_MATERIAL SHOWN_

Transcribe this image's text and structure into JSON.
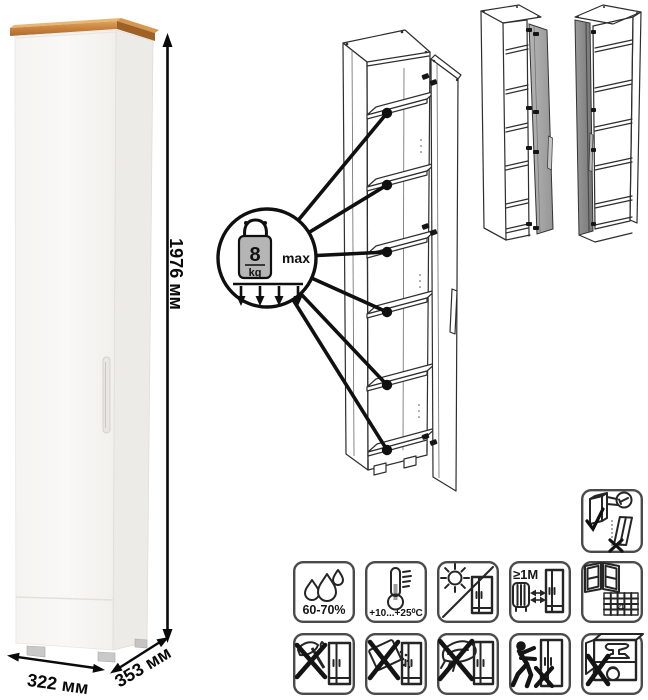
{
  "product_sheet": {
    "dimension_labels": {
      "height": "1976 мм",
      "width": "322 мм",
      "depth": "353 мм"
    },
    "shelf_load": {
      "value": "8",
      "unit": "kg",
      "qualifier": "max",
      "pointed_shelves": 6
    },
    "care_labels": {
      "humidity_range": "60-70%",
      "temperature_range": "+10...+25⁰C",
      "heater_min_distance": "≥1М",
      "calendar_day": "21"
    },
    "icon_names": [
      "load-weight-icon",
      "humidity-icon",
      "temperature-icon",
      "no-direct-sunlight-icon",
      "heater-distance-icon",
      "ventilation-icon",
      "no-sharp-tools-icon",
      "no-chemical-spill-icon",
      "no-wet-abrasive-cleaning-icon",
      "no-pushing-icon",
      "no-heavy-items-icon",
      "anchor-to-wall-icon"
    ],
    "colors": {
      "background": "#ffffff",
      "wood_top": "#c9823d",
      "cabinet_front": "#f7f6f3",
      "cabinet_side": "#edebe7",
      "feet": "#c9c9c9",
      "outline": "#2e2e2e",
      "door_variant_gray": "#a9a9a9",
      "door_variant_dark": "#8a8a8a",
      "weight_gray": "#b5b5b5"
    }
  }
}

_WHAT YOU HAVE TO DO_
Restate the whole listing above exactly, except for its images.

_ANSWER TO THE PROBLEM_
Transcribe this image's text and structure into JSON.
{
  "product_sheet": {
    "dimension_labels": {
      "height": "1976 мм",
      "width": "322 мм",
      "depth": "353 мм"
    },
    "shelf_load": {
      "value": "8",
      "unit": "kg",
      "qualifier": "max",
      "pointed_shelves": 6
    },
    "care_labels": {
      "humidity_range": "60-70%",
      "temperature_range": "+10...+25⁰C",
      "heater_min_distance": "≥1М",
      "calendar_day": "21"
    },
    "icon_names": [
      "load-weight-icon",
      "humidity-icon",
      "temperature-icon",
      "no-direct-sunlight-icon",
      "heater-distance-icon",
      "ventilation-icon",
      "no-sharp-tools-icon",
      "no-chemical-spill-icon",
      "no-wet-abrasive-cleaning-icon",
      "no-pushing-icon",
      "no-heavy-items-icon",
      "anchor-to-wall-icon"
    ],
    "colors": {
      "background": "#ffffff",
      "wood_top": "#c9823d",
      "cabinet_front": "#f7f6f3",
      "cabinet_side": "#edebe7",
      "feet": "#c9c9c9",
      "outline": "#2e2e2e",
      "door_variant_gray": "#a9a9a9",
      "door_variant_dark": "#8a8a8a",
      "weight_gray": "#b5b5b5"
    }
  }
}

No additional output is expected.